• **SET PROBLEM**: Gather every line below where "Awakening" appears.

■ ■ ■ ■

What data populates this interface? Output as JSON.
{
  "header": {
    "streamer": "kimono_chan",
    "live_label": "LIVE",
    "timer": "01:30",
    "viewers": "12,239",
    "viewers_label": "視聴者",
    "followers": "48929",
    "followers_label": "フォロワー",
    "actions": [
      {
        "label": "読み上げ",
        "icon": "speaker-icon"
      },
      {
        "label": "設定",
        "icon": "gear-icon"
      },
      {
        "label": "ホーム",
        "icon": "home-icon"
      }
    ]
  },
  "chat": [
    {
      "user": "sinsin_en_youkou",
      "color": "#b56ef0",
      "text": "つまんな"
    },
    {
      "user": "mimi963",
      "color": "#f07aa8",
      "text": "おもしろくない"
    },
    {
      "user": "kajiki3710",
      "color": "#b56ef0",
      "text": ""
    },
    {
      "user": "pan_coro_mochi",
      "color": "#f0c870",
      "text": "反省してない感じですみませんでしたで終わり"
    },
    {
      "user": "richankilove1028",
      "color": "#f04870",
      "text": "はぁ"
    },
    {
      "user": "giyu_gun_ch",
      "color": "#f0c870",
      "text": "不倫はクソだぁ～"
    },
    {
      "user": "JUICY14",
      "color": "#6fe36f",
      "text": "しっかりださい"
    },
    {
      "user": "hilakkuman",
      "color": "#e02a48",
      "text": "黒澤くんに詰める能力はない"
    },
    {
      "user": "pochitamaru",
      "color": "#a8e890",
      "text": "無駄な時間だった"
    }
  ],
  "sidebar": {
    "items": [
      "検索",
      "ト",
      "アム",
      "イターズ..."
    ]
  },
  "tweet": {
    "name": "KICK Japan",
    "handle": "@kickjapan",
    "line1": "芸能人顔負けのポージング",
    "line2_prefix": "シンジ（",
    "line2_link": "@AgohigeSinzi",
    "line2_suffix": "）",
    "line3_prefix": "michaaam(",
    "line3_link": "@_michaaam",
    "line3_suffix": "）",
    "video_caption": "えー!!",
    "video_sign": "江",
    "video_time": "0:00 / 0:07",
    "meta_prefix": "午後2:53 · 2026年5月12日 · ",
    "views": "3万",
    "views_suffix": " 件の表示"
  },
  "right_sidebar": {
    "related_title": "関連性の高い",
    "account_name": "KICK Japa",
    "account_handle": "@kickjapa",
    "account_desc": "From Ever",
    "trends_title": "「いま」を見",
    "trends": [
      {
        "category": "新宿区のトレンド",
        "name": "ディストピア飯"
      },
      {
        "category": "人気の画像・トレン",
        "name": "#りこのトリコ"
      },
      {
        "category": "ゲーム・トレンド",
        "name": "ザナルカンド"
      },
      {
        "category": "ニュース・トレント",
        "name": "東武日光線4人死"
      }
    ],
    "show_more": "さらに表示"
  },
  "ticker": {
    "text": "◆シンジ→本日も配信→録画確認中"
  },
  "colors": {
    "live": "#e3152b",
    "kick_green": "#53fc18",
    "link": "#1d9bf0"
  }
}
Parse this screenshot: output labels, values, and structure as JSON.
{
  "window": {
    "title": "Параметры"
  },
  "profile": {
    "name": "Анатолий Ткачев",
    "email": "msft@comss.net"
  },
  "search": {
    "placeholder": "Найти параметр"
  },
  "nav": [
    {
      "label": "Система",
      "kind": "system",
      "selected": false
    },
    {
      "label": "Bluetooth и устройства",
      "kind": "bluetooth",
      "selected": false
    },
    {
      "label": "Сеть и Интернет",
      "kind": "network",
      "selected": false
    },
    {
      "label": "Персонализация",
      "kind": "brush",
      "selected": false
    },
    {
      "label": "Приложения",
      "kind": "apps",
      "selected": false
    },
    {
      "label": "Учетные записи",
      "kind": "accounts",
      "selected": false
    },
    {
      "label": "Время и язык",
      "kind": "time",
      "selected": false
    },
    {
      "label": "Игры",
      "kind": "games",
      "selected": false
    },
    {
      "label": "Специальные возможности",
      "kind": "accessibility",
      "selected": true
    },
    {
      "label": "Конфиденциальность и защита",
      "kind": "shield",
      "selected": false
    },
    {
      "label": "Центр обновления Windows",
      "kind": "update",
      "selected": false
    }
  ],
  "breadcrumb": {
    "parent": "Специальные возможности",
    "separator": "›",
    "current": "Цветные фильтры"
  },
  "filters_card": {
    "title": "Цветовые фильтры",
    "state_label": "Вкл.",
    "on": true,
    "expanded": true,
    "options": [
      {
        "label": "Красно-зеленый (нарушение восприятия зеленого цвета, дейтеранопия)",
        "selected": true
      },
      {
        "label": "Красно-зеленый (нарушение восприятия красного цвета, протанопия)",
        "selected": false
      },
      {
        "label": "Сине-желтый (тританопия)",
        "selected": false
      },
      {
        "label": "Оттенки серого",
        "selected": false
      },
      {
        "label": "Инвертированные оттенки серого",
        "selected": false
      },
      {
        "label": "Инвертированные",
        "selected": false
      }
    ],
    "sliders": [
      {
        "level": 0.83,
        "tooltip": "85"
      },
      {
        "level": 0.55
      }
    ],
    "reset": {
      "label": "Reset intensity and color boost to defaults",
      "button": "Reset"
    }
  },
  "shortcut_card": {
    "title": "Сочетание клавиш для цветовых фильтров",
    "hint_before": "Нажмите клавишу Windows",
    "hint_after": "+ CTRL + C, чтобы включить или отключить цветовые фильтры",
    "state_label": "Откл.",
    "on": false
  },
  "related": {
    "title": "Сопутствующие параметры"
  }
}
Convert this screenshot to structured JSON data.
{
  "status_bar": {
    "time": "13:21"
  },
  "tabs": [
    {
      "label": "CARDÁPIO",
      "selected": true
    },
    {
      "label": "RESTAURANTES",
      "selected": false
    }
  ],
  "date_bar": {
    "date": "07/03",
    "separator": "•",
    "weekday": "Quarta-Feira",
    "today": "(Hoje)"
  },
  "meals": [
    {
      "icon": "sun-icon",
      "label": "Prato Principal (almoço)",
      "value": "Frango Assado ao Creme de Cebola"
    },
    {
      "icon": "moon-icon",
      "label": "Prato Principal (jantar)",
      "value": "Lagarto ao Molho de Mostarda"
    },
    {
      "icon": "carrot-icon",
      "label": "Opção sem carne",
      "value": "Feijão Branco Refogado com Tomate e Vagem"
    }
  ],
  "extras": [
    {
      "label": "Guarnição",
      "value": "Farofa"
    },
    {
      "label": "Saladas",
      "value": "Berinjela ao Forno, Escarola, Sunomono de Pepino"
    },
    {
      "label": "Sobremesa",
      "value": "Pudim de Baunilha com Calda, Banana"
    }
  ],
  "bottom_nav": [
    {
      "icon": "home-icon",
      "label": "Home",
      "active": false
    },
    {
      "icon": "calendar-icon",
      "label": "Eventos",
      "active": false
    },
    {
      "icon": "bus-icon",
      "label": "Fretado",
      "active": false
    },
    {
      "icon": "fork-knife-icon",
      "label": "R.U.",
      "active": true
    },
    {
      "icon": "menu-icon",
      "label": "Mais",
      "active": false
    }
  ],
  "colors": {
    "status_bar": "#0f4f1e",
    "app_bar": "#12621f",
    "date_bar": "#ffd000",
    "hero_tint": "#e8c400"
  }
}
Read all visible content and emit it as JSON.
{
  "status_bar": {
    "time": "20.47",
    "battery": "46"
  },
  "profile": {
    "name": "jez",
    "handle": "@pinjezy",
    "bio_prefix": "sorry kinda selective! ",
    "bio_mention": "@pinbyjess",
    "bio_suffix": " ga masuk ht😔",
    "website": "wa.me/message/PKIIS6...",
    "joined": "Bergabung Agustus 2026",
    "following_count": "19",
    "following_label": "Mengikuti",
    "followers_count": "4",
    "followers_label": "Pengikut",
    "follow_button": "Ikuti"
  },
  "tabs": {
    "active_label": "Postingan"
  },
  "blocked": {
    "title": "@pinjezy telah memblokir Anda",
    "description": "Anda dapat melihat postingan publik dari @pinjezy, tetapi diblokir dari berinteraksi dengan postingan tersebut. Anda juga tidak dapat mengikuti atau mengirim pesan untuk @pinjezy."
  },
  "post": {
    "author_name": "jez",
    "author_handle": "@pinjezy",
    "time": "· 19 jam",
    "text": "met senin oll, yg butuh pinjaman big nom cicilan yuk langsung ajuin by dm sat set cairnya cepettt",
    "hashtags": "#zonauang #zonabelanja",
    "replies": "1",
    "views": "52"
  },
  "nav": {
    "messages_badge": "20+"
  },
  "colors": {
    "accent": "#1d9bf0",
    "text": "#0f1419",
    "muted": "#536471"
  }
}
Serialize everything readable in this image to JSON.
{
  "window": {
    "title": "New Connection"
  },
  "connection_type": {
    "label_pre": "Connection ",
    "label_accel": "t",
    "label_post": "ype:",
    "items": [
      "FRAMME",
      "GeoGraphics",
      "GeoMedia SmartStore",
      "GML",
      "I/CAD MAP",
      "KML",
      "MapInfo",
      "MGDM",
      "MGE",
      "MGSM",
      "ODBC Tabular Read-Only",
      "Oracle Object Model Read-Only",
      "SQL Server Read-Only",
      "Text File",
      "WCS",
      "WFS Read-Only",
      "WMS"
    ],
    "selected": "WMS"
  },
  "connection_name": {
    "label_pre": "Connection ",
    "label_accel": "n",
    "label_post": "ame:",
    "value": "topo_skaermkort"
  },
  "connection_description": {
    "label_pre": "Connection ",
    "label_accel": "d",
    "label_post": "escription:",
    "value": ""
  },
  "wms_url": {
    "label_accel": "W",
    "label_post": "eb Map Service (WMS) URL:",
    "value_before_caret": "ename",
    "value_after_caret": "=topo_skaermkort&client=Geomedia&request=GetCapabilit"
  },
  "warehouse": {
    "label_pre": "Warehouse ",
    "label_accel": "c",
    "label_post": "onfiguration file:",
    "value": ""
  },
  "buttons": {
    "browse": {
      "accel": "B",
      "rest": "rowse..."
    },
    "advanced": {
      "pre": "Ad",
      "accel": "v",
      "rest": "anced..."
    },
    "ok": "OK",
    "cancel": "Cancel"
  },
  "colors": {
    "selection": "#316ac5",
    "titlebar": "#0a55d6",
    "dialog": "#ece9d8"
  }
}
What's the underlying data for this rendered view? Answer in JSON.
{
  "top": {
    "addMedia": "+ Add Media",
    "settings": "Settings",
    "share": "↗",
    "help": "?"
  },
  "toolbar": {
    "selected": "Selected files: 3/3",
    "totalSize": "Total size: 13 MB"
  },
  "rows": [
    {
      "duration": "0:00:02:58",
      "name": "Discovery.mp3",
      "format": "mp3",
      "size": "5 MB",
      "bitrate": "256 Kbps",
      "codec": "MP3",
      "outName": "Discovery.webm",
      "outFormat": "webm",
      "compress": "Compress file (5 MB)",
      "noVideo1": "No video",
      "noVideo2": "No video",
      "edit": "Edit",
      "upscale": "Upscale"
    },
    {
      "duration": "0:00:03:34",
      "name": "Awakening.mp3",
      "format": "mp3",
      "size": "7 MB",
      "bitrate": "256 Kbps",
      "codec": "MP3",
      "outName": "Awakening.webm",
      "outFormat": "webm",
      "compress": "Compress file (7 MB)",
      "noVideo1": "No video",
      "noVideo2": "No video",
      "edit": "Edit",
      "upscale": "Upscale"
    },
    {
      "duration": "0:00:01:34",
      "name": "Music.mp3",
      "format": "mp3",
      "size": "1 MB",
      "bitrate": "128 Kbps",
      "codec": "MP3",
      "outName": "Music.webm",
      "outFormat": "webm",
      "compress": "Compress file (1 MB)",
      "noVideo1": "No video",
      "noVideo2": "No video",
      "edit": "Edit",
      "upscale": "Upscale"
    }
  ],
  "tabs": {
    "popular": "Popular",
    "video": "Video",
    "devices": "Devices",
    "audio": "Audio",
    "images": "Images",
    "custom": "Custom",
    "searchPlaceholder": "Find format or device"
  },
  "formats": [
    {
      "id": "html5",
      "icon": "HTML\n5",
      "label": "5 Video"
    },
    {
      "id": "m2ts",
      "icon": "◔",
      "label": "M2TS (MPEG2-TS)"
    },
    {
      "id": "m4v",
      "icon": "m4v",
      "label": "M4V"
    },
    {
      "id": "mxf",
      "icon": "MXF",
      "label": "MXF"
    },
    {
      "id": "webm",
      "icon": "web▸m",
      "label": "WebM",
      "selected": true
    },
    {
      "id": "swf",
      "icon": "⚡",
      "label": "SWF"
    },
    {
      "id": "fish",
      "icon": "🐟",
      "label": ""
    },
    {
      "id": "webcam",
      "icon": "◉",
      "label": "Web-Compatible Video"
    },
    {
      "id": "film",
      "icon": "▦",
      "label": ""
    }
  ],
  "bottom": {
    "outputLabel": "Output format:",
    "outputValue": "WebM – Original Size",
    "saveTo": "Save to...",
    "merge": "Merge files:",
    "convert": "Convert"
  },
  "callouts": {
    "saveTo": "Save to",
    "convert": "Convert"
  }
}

■ ■ ■ ■

• **TASK SOLUTION**:
      "name": "Awakening.mp3",
      "outName": "Awakening.webm",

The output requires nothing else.